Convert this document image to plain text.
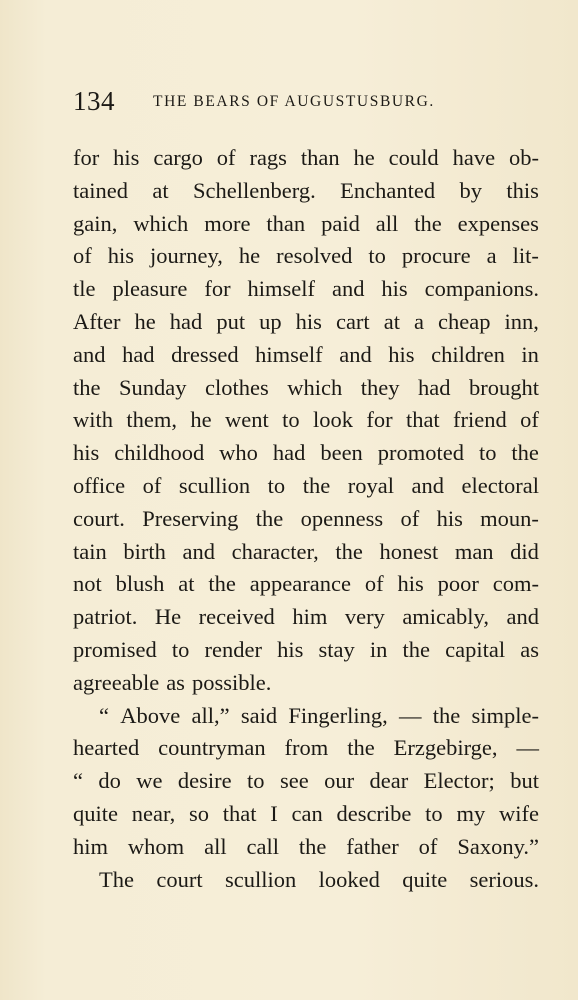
134 THE BEARS OF AUGUSTUSBURG.
for his cargo of rags than he could have ob-
tained at Schellenberg. Enchanted by this
gain, which more than paid all the expenses
of his journey, he resolved to procure a lit-
tle pleasure for himself and his companions.
After he had put up his cart at a cheap inn,
and had dressed himself and his children in
the Sunday clothes which they had brought
with them, he went to look for that friend of
his childhood who had been promoted to the
office of scullion to the royal and electoral
court. Preserving the openness of his moun-
tain birth and character, the honest man did
not blush at the appearance of his poor com-
patriot. He received him very amicably, and
promised to render his stay in the capital as
agreeable as possible.
“ Above all,” said Fingerling, — the simple-
hearted countryman from the Erzgebirge, —
“ do we desire to see our dear Elector; but
quite near, so that I can describe to my wife
him whom all call the father of Saxony.”
The court scullion looked quite serious.
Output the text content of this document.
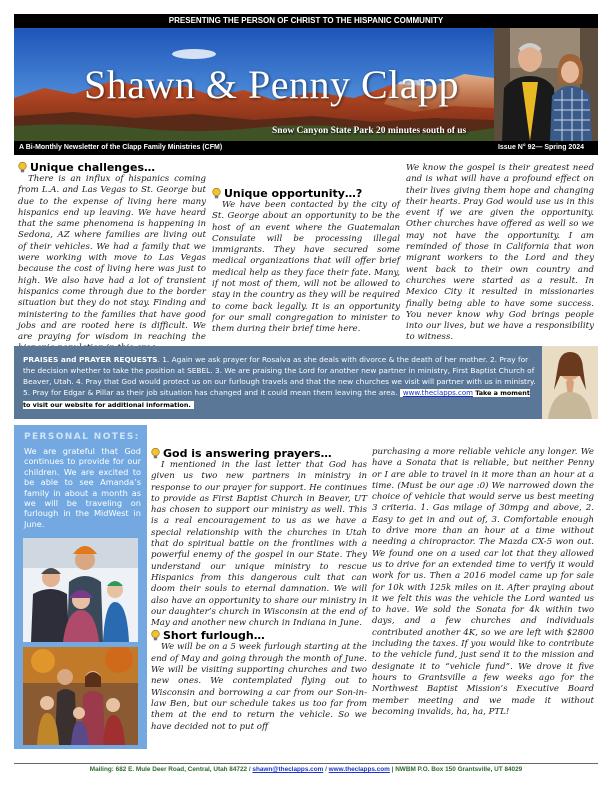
PRESENTING THE PERSON OF CHRIST TO THE HISPANIC COMMUNITY
Shawn & Penny Clapp
Snow Canyon State Park 20 minutes south of us
A Bi-Monthly Newsletter of the Clapp Family Ministries (CFM)	Issue N° 92— Spring 2024
Unique challenges…

There is an influx of hispanics coming from L.A. and Las Vegas to St. George but due to the expense of living here many hispanics end up leaving. We have heard that the same phenomena is happening in Sedona, AZ where families are living out of their vehicles. We had a family that we were working with move to Las Vegas because the cost of living here was just to high. We also have had a lot of transient hispanics come through due to the border situation but they do not stay. Finding and ministering to the families that have good jobs and are rooted here is difficult. We are praying for wisdom in reaching the

Unique opportunity…?

We have been contacted by the city of St. George about an opportunity to be the host of an event where the Guatemalan Consulate will be processing illegal immigrants. They have secured some medical organizations that will offer brief medical help as they face their fate. Many, if not most of them, will not be allowed to stay in the country as they will be required to come back legally. It is an opportunity for our small congregation to minister to them during their brief time here.

We know the gospel is their greatest need and is what will have a profound effect on their lives giving them hope and changing their hearts. Pray God would use us in this event if we are given the opportunity. Other churches have offered as well so we may not have the opportunity. I am reminded of those in California that won migrant workers to the Lord and they went back to their own country and churches were started as a result. In Mexico City it resulted in missionaries finally being able to have some success. You never know why God brings people into our lives, but we have a responsibility to witness.

PRAISES and PRAYER REQUESTS. 1. Again we ask prayer for Rosalva as she deals with divorce & the death of her mother. 2. Pray for the decision whether to take the position at SEBEL. 3. We are praising the Lord for another new partner in ministry, First Baptist Church of Beaver, Utah. 4. Pray that God would protect us on our furlough travels and that the new churches we visit will partner with us in ministry. 5. Pray for Edgar & Pillar as their job situation has changed and it could mean them leaving the area. www.theclapps.com Take a moment to visit our website for additional information.
PERSONAL NOTES:
We are grateful that God continues to provide for our children. We are excited to be able to see Amanda’s family in about a month as we will be traveling on furlough in the MidWest in June.
God is answering prayers…

I mentioned in the last letter that God has given us two new partners in ministry in response to our prayer for support. He continues to provide as First Baptist Church in Beaver, UT has chosen to support our ministry as well. This is a real encouragement to us as we have a special relationship with the churches in Utah that do spiritual battle on the frontlines with a powerful enemy of the gospel in our State. They understand our unique ministry to rescue Hispanics from this dangerous cult that can doom their souls to eternal damnation. We will also have an opportunity to share our ministry in our daughter’s church in Wisconsin at the end of May and another new church in Indiana in June.

Short furlough…

We will be on a 5 week furlough starting at the end of May and going through the month of June. We will be visiting supporting churches and two new ones. We contemplated flying out to Wisconsin and borrowing a car from our Son-in-law Ben, but our schedule takes us too far from them at the end to return the vehicle. So we have decided not to put off

purchasing a more reliable vehicle any longer. We have a Sonata that is reliable, but neither Penny or I are able to travel in it more than an hour at a time. (Must be our age :0) We narrowed down the choice of vehicle that would serve us best meeting 3 criteria. 1. Gas milage of 30mpg and above, 2. Easy to get in and out of, 3. Comfortable enough to drive more than an hour at a time without needing a chiropractor. The Mazda CX-5 won out. We found one on a used car lot that they allowed us to drive for an extended time to verify it would work for us. Then a 2016 model came up for sale for 10k with 125k miles on it. After praying about it we felt this was the vehicle the Lord wanted us to have. We sold the Sonata for 4k within two days, and a few churches and individuals contributed another 4K, so we are left with $2800 including the taxes. If you would like to contribute to the vehicle fund, just send it to the mission and designate it to “vehicle fund”. We drove it five hours to Grantsville a few weeks ago for the Northwest Baptist Mission’s Executive Board member meeting and we made it without becoming invalids, ha, ha, PTL!

Mailing: 682 E. Mule Deer Road, Central, Utah 84722 / shawn@theclapps.com / www.theclapps.com | NWBM P.O. Box 150 Grantsville, UT 84029
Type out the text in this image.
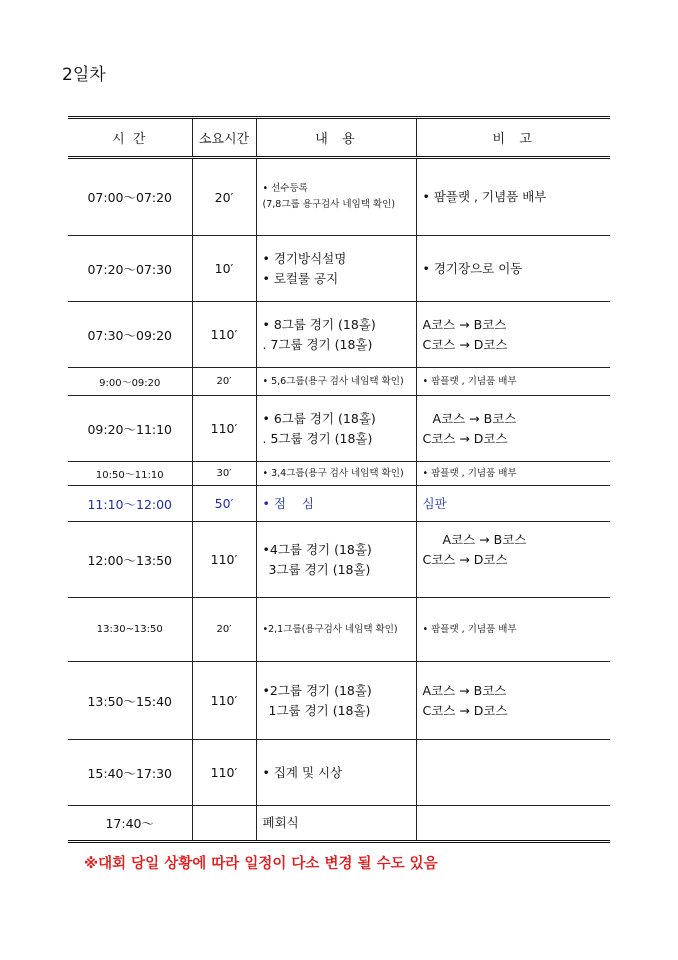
2일차
시 간	소요시간	내  용	비  고
07:00～07:20	20′	• 선수등록
(7,8그룹 용구검사 네임택 확인)	• 팜플랫 , 기념품 배부

07:20～07:30	10′	• 경기방식설명
• 로컬룰 공지	• 경기장으로 이동

07:30～09:20	110′	• 8그룹 경기 (18홀)
. 7그룹 경기 (18홀)	A코스 → B코스
C코스 → D코스

9:00～09:20	20′	• 5,6그룹(용구 검사 네임택 확인)	• 팜플랫 , 기념품 배부

09:20～11:10	110′	• 6그룹 경기 (18홀)
. 5그룹 경기 (18홀)	A코스 → B코스
C코스 → D코스

10:50～11:10	30′	• 3,4그룹(용구 검사 네임택 확인)	• 팜플랫 , 기념품 배부

11:10～12:00	50′	• 점    심	심판

12:00～13:50	110′	•4그룹 경기 (18홀)
3그룹 경기 (18홀)	A코스 → B코스
C코스 → D코스

13:30~13:50	20′	•2,1그룹(용구검사 네임택 확인)	• 팜플랫 , 기념품 배부

13:50～15:40	110′	•2그룹 경기 (18홀)
1그룹 경기 (18홀)	A코스 → B코스
C코스 → D코스

15:40～17:30	110′	• 집계 및 시상	

17:40～		폐회식	

※대회 당일 상황에 따라 일정이 다소 변경 될 수도 있음
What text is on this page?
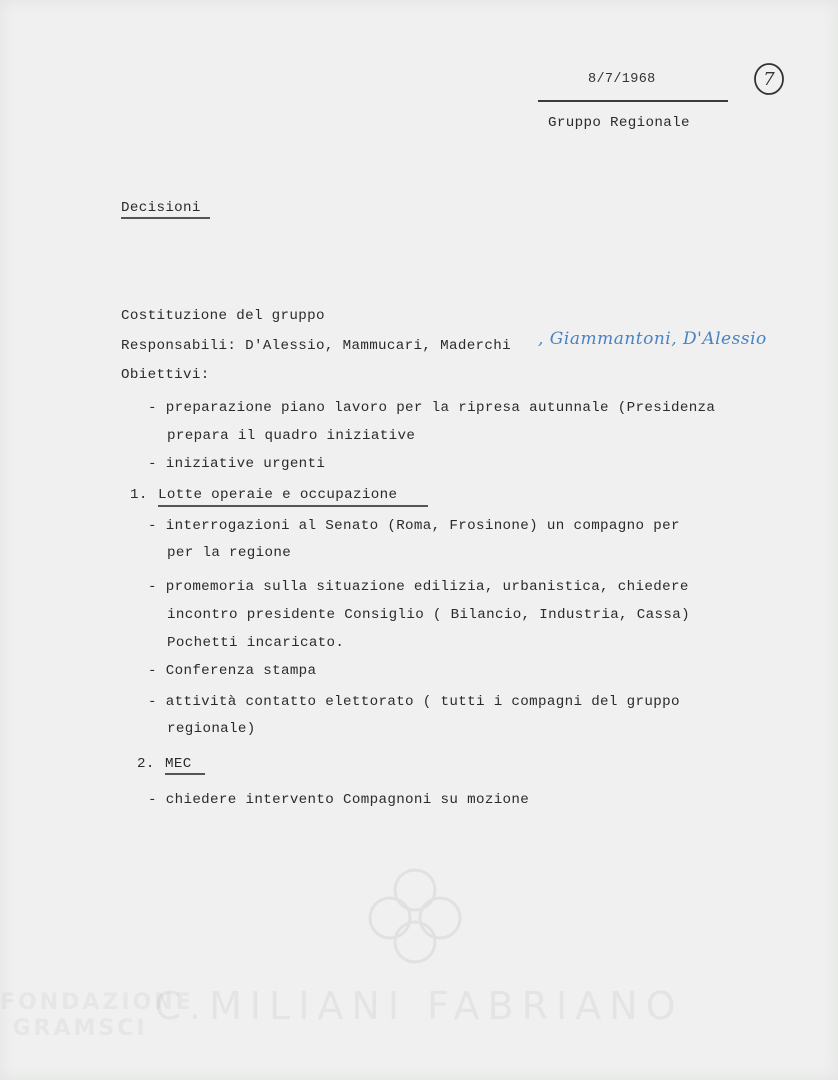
8/7/1968	7
Gruppo Regionale
Decisioni
Costituzione del gruppo
Responsabili: D'Alessio, Mammucari, Maderchi , Giammantoni, D'Alessio
Obiettivi:
- preparazione piano lavoro per la ripresa autunnale (Presidenza
prepara il quadro iniziative
- iniziative urgenti
1. Lotte operaie e occupazione
- interrogazioni al Senato (Roma, Frosinone) un compagno per
per la regione
- promemoria sulla situazione edilizia, urbanistica, chiedere
incontro presidente Consiglio ( Bilancio, Industria, Cassa)
Pochetti incaricato.
- Conferenza stampa
- attività contatto elettorato ( tutti i compagni del gruppo
regionale)
2. MEC
- chiedere intervento Compagnoni su mozione
C.MILIANI FABRIANO
FONDAZIONE GRAMSCI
##############################
Except for the pictures, print the data above exactly.

Convert this document image to plain text.
134 THE BEARS OF AUGUSTUSBURG.
for his cargo of rags than he could have ob-
tained at Schellenberg. Enchanted by this
gain, which more than paid all the expenses
of his journey, he resolved to procure a lit-
tle pleasure for himself and his companions.
After he had put up his cart at a cheap inn,
and had dressed himself and his children in
the Sunday clothes which they had brought
with them, he went to look for that friend of
his childhood who had been promoted to the
office of scullion to the royal and electoral
court. Preserving the openness of his moun-
tain birth and character, the honest man did
not blush at the appearance of his poor com-
patriot. He received him very amicably, and
promised to render his stay in the capital as
agreeable as possible.
“ Above all,” said Fingerling, — the simple-
hearted countryman from the Erzgebirge, —
“ do we desire to see our dear Elector; but
quite near, so that I can describe to my wife
him whom all call the father of Saxony.”
The court scullion looked quite serious.
Output the text content of this document.
PRESENTING THE PERSON OF CHRIST TO THE HISPANIC COMMUNITY
Shawn & Penny Clapp
Snow Canyon State Park 20 minutes south of us
A Bi-Monthly Newsletter of the Clapp Family Ministries (CFM)	Issue N° 92— Spring 2024
Unique challenges…

There is an influx of hispanics coming from L.A. and Las Vegas to St. George but due to the expense of living here many hispanics end up leaving. We have heard that the same phenomena is happening in Sedona, AZ where families are living out of their vehicles. We had a family that we were working with move to Las Vegas because the cost of living here was just to high. We also have had a lot of transient hispanics come through due to the border situation but they do not stay. Finding and ministering to the families that have good jobs and are rooted here is difficult. We are praying for wisdom in reaching the

Unique opportunity…?

We have been contacted by the city of St. George about an opportunity to be the host of an event where the Guatemalan Consulate will be processing illegal immigrants. They have secured some medical organizations that will offer brief medical help as they face their fate. Many, if not most of them, will not be allowed to stay in the country as they will be required to come back legally. It is an opportunity for our small congregation to minister to them during their brief time here.

We know the gospel is their greatest need and is what will have a profound effect on their lives giving them hope and changing their hearts. Pray God would use us in this event if we are given the opportunity. Other churches have offered as well so we may not have the opportunity. I am reminded of those in California that won migrant workers to the Lord and they went back to their own country and churches were started as a result. In Mexico City it resulted in missionaries finally being able to have some success. You never know why God brings people into our lives, but we have a responsibility to witness.

PRAISES and PRAYER REQUESTS. 1. Again we ask prayer for Rosalva as she deals with divorce & the death of her mother. 2. Pray for the decision whether to take the position at SEBEL. 3. We are praising the Lord for another new partner in ministry, First Baptist Church of Beaver, Utah. 4. Pray that God would protect us on our furlough travels and that the new churches we visit will partner with us in ministry. 5. Pray for Edgar & Pillar as their job situation has changed and it could mean them leaving the area. www.theclapps.com Take a moment to visit our website for additional information.
PERSONAL NOTES:
We are grateful that God continues to provide for our children. We are excited to be able to see Amanda’s family in about a month as we will be traveling on furlough in the MidWest in June.
God is answering prayers…

I mentioned in the last letter that God has given us two new partners in ministry in response to our prayer for support. He continues to provide as First Baptist Church in Beaver, UT has chosen to support our ministry as well. This is a real encouragement to us as we have a special relationship with the churches in Utah that do spiritual battle on the frontlines with a powerful enemy of the gospel in our State. They understand our unique ministry to rescue Hispanics from this dangerous cult that can doom their souls to eternal damnation. We will also have an opportunity to share our ministry in our daughter’s church in Wisconsin at the end of May and another new church in Indiana in June.

Short furlough…

We will be on a 5 week furlough starting at the end of May and going through the month of June. We will be visiting supporting churches and two new ones. We contemplated flying out to Wisconsin and borrowing a car from our Son-in-law Ben, but our schedule takes us too far from them at the end to return the vehicle. So we have decided not to put off

purchasing a more reliable vehicle any longer. We have a Sonata that is reliable, but neither Penny or I are able to travel in it more than an hour at a time. (Must be our age :0) We narrowed down the choice of vehicle that would serve us best meeting 3 criteria. 1. Gas milage of 30mpg and above, 2. Easy to get in and out of, 3. Comfortable enough to drive more than an hour at a time without needing a chiropractor. The Mazda CX-5 won out. We found one on a used car lot that they allowed us to drive for an extended time to verify it would work for us. Then a 2016 model came up for sale for 10k with 125k miles on it. After praying about it we felt this was the vehicle the Lord wanted us to have. We sold the Sonata for 4k within two days, and a few churches and individuals contributed another 4K, so we are left with $2800 including the taxes. If you would like to contribute to the vehicle fund, just send it to the mission and designate it to “vehicle fund”. We drove it five hours to Grantsville a few weeks ago for the Northwest Baptist Mission’s Executive Board member meeting and we made it without becoming invalids, ha, ha, PTL!

Mailing: 682 E. Mule Deer Road, Central, Utah 84722 / shawn@theclapps.com / www.theclapps.com | NWBM P.O. Box 150 Grantsville, UT 84029
Type out the text in this image.
2일차
시 간	소요시간	내  용	비  고
07:00～07:20	20′	• 선수등록
(7,8그룹 용구검사 네임택 확인)	• 팜플랫 , 기념품 배부

07:20～07:30	10′	• 경기방식설명
• 로컬룰 공지	• 경기장으로 이동

07:30～09:20	110′	• 8그룹 경기 (18홀)
. 7그룹 경기 (18홀)	A코스 → B코스
C코스 → D코스

9:00～09:20	20′	• 5,6그룹(용구 검사 네임택 확인)	• 팜플랫 , 기념품 배부

09:20～11:10	110′	• 6그룹 경기 (18홀)
. 5그룹 경기 (18홀)	A코스 → B코스
C코스 → D코스

10:50～11:10	30′	• 3,4그룹(용구 검사 네임택 확인)	• 팜플랫 , 기념품 배부

11:10～12:00	50′	• 점    심	심판

12:00～13:50	110′	•4그룹 경기 (18홀)
3그룹 경기 (18홀)	A코스 → B코스
C코스 → D코스

13:30~13:50	20′	•2,1그룹(용구검사 네임택 확인)	• 팜플랫 , 기념품 배부

13:50～15:40	110′	•2그룹 경기 (18홀)
1그룹 경기 (18홀)	A코스 → B코스
C코스 → D코스

15:40～17:30	110′	• 집계 및 시상	

17:40～		폐회식	

※대회 당일 상황에 따라 일정이 다소 변경 될 수도 있음
What text is on this page?
8/7/1968	7
Gruppo Regionale
Decisioni
Costituzione del gruppo
Responsabili: D'Alessio, Mammucari, Maderchi , Giammantoni, D'Alessio
Obiettivi:
- preparazione piano lavoro per la ripresa autunnale (Presidenza
prepara il quadro iniziative
- iniziative urgenti
1. Lotte operaie e occupazione
- interrogazioni al Senato (Roma, Frosinone) un compagno per
per la regione
- promemoria sulla situazione edilizia, urbanistica, chiedere
incontro presidente Consiglio ( Bilancio, Industria, Cassa)
Pochetti incaricato.
- Conferenza stampa
- attività contatto elettorato ( tutti i compagni del gruppo
regionale)
2. MEC
- chiedere intervento Compagnoni su mozione
C.MILIANI FABRIANO
FONDAZIONE GRAMSCI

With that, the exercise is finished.